• _TASK INSTRUCTIONS_
Write out all the lines again, precisely as they stand, but without the images.

• _DATA ROWS_
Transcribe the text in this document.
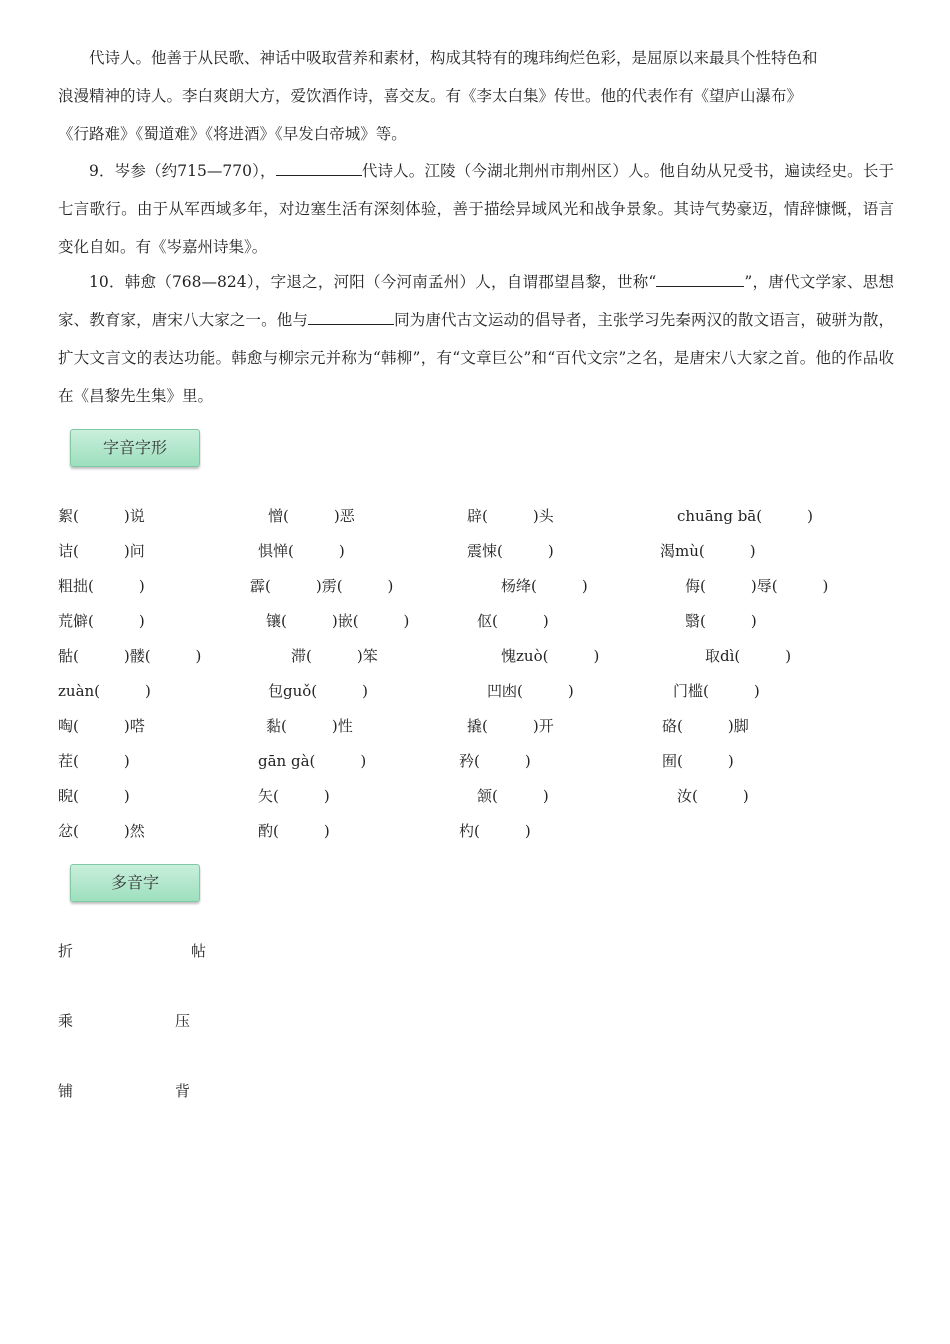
代诗人。他善于从民歌、神话中吸取营养和素材，构成其特有的瑰玮绚烂色彩，是屈原以来最具个性特色和

浪漫精神的诗人。李白爽朗大方，爱饮酒作诗，喜交友。有《李太白集》传世。他的代表作有《望庐山瀑布》

《行路难》《蜀道难》《将进酒》《早发白帝城》等。

9．岑参（约715—770），	代诗人。江陵（今湖北荆州市荆州区）人。他自幼从兄受书，遍读经史。长于七言歌行。由于从军西域多年，对边塞生活有深刻体验，善于描绘异域风光和战争景象。其诗气势豪迈，情辞慷慨，语言变化自如。有《岑嘉州诗集》。

10．韩愈（768—824），字退之，河阳（今河南孟州）人，自谓郡望昌黎，世称“	”，唐代文学家、思想家、教育家，唐宋八大家之一。他与	同为唐代古文运动的倡导者，主张学习先秦两汉的散文语言，破骈为散，扩大文言文的表达功能。韩愈与柳宗元并称为“韩柳”，有“文章巨公”和“百代文宗”之名，是唐宋八大家之首。他的作品收在《昌黎先生集》里。

字音字形
絮(　　　)说	憎(　　　)恶	辟(　　　)头	chuāng bā(　　　)
诘(　　　)问	惧惮(　　　)	震悚(　　　)	渴mù(　　　)
粗拙(　　　)	霹(　　　)雳(　　　)	杨绛(　　　)	侮(　　　)辱(　　　)
荒僻(　　　)	镶(　　　)嵌(　　　)	伛(　　　)	翳(　　　)
骷(　　　)髅(　　　)	滞(　　　)笨	愧zuò(　　　)	取dì(　　　)
zuàn(　　　)	包guǒ(　　　)	凹凼(　　　)	门槛(　　　)
啕(　　　)嗒	黏(　　　)性	撬(　　　)开	硌(　　　)脚
茬(　　　)	gān gà(　　　)	矜(　　　)	囿(　　　)
睨(　　　)	矢(　　　)	颔(　　　)	汝(　　　)
忿(　　　)然	酌(　　　)	杓(　　　)
多音字
折	帖
乘	压
铺	背
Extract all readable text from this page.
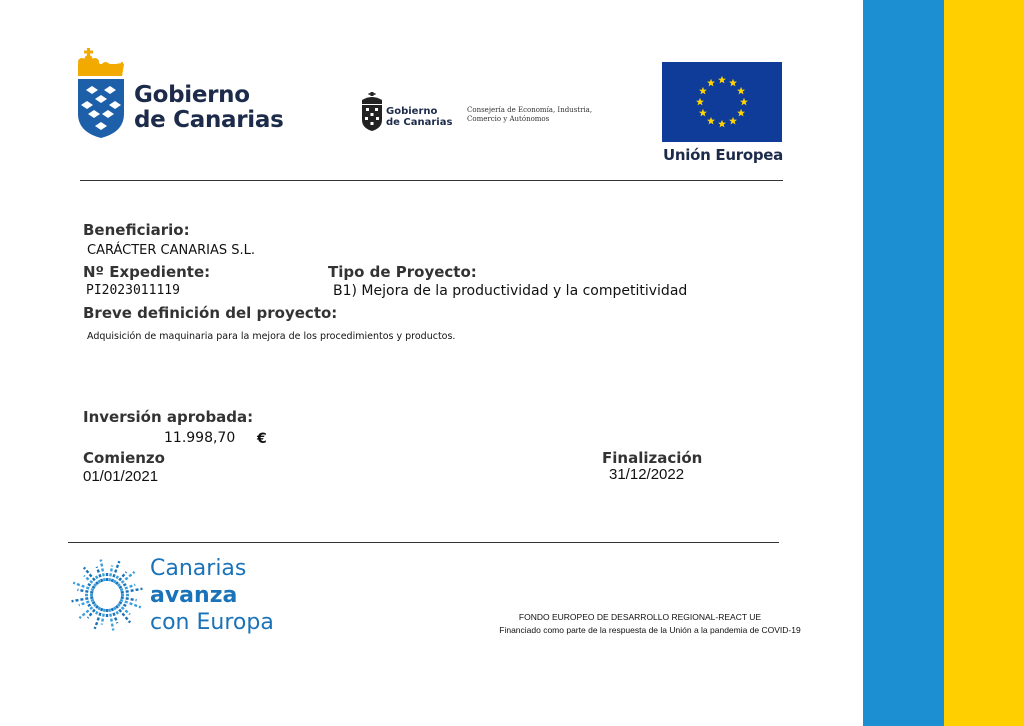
Gobierno
de Canarias	Gobierno
de Canarias
Consejería de Economía, Industria,
Comercio y Autónomos
Unión Europea
Beneficiario:
CARÁCTER CANARIAS S.L.
Nº Expediente:
PI2023011119
Tipo de Proyecto:
B1) Mejora de la productividad y la competitividad
Breve definición del proyecto:
Adquisición de maquinaria para la mejora de los procedimientos y productos.
Inversión aprobada:
11.998,70 €
Comienzo
01/01/2021
Finalización
31/12/2022
Canarias
avanza
con Europa	FONDO EUROPEO DE DESARROLLO REGIONAL-REACT UE
Financiado como parte de la respuesta de la Unión a la pandemia de COVID-19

• _SOLUTION BELOW_
Transcribe the text in this document.
代诗人。他善于从民歌、神话中吸取营养和素材，构成其特有的瑰玮绚烂色彩，是屈原以来最具个性特色和

浪漫精神的诗人。李白爽朗大方，爱饮酒作诗，喜交友。有《李太白集》传世。他的代表作有《望庐山瀑布》

《行路难》《蜀道难》《将进酒》《早发白帝城》等。

9．岑参（约715—770），	代诗人。江陵（今湖北荆州市荆州区）人。他自幼从兄受书，遍读经史。长于七言歌行。由于从军西域多年，对边塞生活有深刻体验，善于描绘异域风光和战争景象。其诗气势豪迈，情辞慷慨，语言变化自如。有《岑嘉州诗集》。

10．韩愈（768—824），字退之，河阳（今河南孟州）人，自谓郡望昌黎，世称“	”，唐代文学家、思想家、教育家，唐宋八大家之一。他与	同为唐代古文运动的倡导者，主张学习先秦两汉的散文语言，破骈为散，扩大文言文的表达功能。韩愈与柳宗元并称为“韩柳”，有“文章巨公”和“百代文宗”之名，是唐宋八大家之首。他的作品收在《昌黎先生集》里。

字音字形
絮(　　　)说	憎(　　　)恶	辟(　　　)头	chuāng bā(　　　)
诘(　　　)问	惧惮(　　　)	震悚(　　　)	渴mù(　　　)
粗拙(　　　)	霹(　　　)雳(　　　)	杨绛(　　　)	侮(　　　)辱(　　　)
荒僻(　　　)	镶(　　　)嵌(　　　)	伛(　　　)	翳(　　　)
骷(　　　)髅(　　　)	滞(　　　)笨	愧zuò(　　　)	取dì(　　　)
zuàn(　　　)	包guǒ(　　　)	凹凼(　　　)	门槛(　　　)
啕(　　　)嗒	黏(　　　)性	撬(　　　)开	硌(　　　)脚
茬(　　　)	gān gà(　　　)	矜(　　　)	囿(　　　)
睨(　　　)	矢(　　　)	颔(　　　)	汝(　　　)
忿(　　　)然	酌(　　　)	杓(　　　)
多音字
折	帖
乘	压
铺	背
Extract all readable text from this page.
Gobierno
de Canarias	Gobierno
de Canarias
Consejería de Economía, Industria,
Comercio y Autónomos
Unión Europea
Beneficiario:
CARÁCTER CANARIAS S.L.
Nº Expediente:
PI2023011119
Tipo de Proyecto:
B1) Mejora de la productividad y la competitividad
Breve definición del proyecto:
Adquisición de maquinaria para la mejora de los procedimientos y productos.
Inversión aprobada:
11.998,70 €
Comienzo
01/01/2021
Finalización
31/12/2022
Canarias
avanza
con Europa	FONDO EUROPEO DE DESARROLLO REGIONAL-REACT UE
Financiado como parte de la respuesta de la Unión a la pandemia de COVID-19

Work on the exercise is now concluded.